> REQUIRED TASK
Reproduce only the lines starting with the line with "page-number: 17 (587, 70, 613, 99)" and going on through the line with "formula-symbol: S (607, 688, 623, 718)", renaming "formula-rest" to "formula-tail" and keeping everything else the same.

Spatial layout data:
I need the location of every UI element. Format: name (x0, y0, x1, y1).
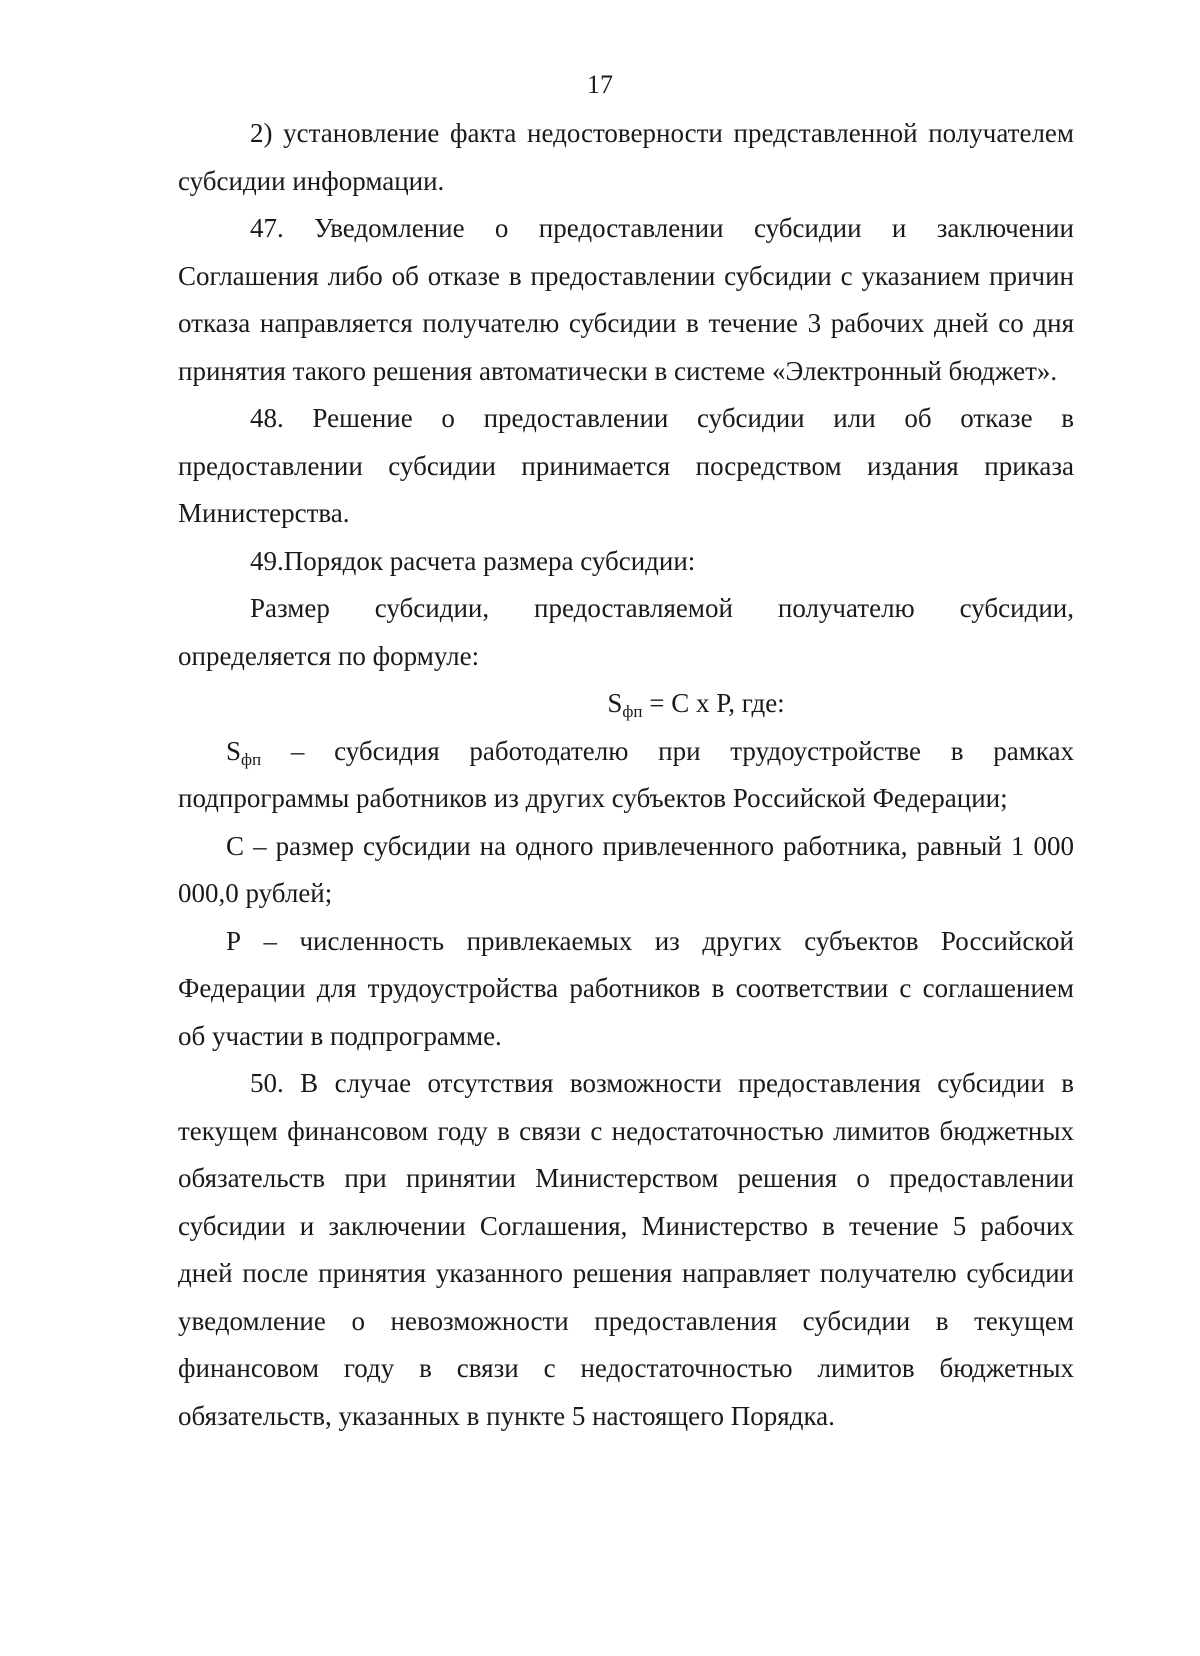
page-number: 17 (587, 70, 613, 99)
definition-s (178, 728, 1074, 823)
definition-s-symbol: S (226, 735, 242, 766)
paragraph-49: 49.Порядок расчета размера субсидии: (250, 545, 696, 576)
paragraph-47: 47. Уведомление о предоставлении субсидии и заключении Соглашения либо об отказе в предоставлении субсидии с указанием причин отказа направляется получателю субсидии в течение 3 рабочих дней со дня принятия такого решения автоматически в системе «Электронный бюджет». (178, 213, 1074, 386)
definition-c: С – размер субсидии на одного привлеченного работника, равный 1 000 000,0 рублей; (178, 830, 1074, 908)
formula-rest: = C x P, где: (642, 688, 785, 718)
paragraph-item-2: 2) установление факта недостоверности представленной получателем субсидии информации. (178, 118, 1074, 196)
paragraph-50: 50. В случае отсутствия возможности предоставления субсидии в текущем финансовом году в связи с недостаточностью лимитов бюджетных обязательств при принятии Министерством решения о предоставлении субсидии и заключении Соглашения, Министерство в течение 5 рабочих дней после принятия указанного решения направляет получателю субсидии уведомление о невозможности предоставления субсидии в текущем финансовом году в связи с недостаточностью лимитов бюджетных обязательств, указанных в пункте 5 настоящего Порядка. (178, 1068, 1074, 1431)
formula-subscript: фп (622, 702, 643, 721)
document-body (178, 110, 1074, 1440)
formula-symbol: S (607, 688, 623, 718)
definition-p: Р – численность привлекаемых из других субъектов Российской Федерации для трудоустройства работников в соответствии с соглашением об участии в подпрограмме. (178, 925, 1074, 1051)
paragraph-49-size: Размер субсидии, предоставляемой получателю субсидии, определяется по формуле: (178, 593, 1074, 671)
definition-s-text: – субсидия работодателю при трудоустройстве в рамках подпрограммы работников из других субъектов Российской Федерации; (178, 735, 1074, 813)
formula (178, 680, 1074, 728)
definition-s-subscript: фп (241, 749, 262, 769)
paragraph-48: 48. Решение о предоставлении субсидии или об отказе в предоставлении субсидии принимается посредством издания приказа Министерства. (178, 403, 1074, 528)
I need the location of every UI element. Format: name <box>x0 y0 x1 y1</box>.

> EXERCISE ANSWER
page-number: 17 (587, 70, 613, 99)
definition-s (178, 728, 1074, 823)
definition-s-symbol: S (226, 735, 242, 766)
paragraph-49: 49.Порядок расчета размера субсидии: (250, 545, 696, 576)
paragraph-47: 47. Уведомление о предоставлении субсидии и заключении Соглашения либо об отказе в предоставлении субсидии с указанием причин отказа направляется получателю субсидии в течение 3 рабочих дней со дня принятия такого решения автоматически в системе «Электронный бюджет». (178, 213, 1074, 386)
definition-c: С – размер субсидии на одного привлеченного работника, равный 1 000 000,0 рублей; (178, 830, 1074, 908)
formula-tail: = C x P, где: (642, 688, 785, 718)
paragraph-item-2: 2) установление факта недостоверности представленной получателем субсидии информации. (178, 118, 1074, 196)
paragraph-50: 50. В случае отсутствия возможности предоставления субсидии в текущем финансовом году в связи с недостаточностью лимитов бюджетных обязательств при принятии Министерством решения о предоставлении субсидии и заключении Соглашения, Министерство в течение 5 рабочих дней после принятия указанного решения направляет получателю субсидии уведомление о невозможности предоставления субсидии в текущем финансовом году в связи с недостаточностью лимитов бюджетных обязательств, указанных в пункте 5 настоящего Порядка. (178, 1068, 1074, 1431)
formula-subscript: фп (622, 702, 643, 721)
document-body (178, 110, 1074, 1440)
formula-symbol: S (607, 688, 623, 718)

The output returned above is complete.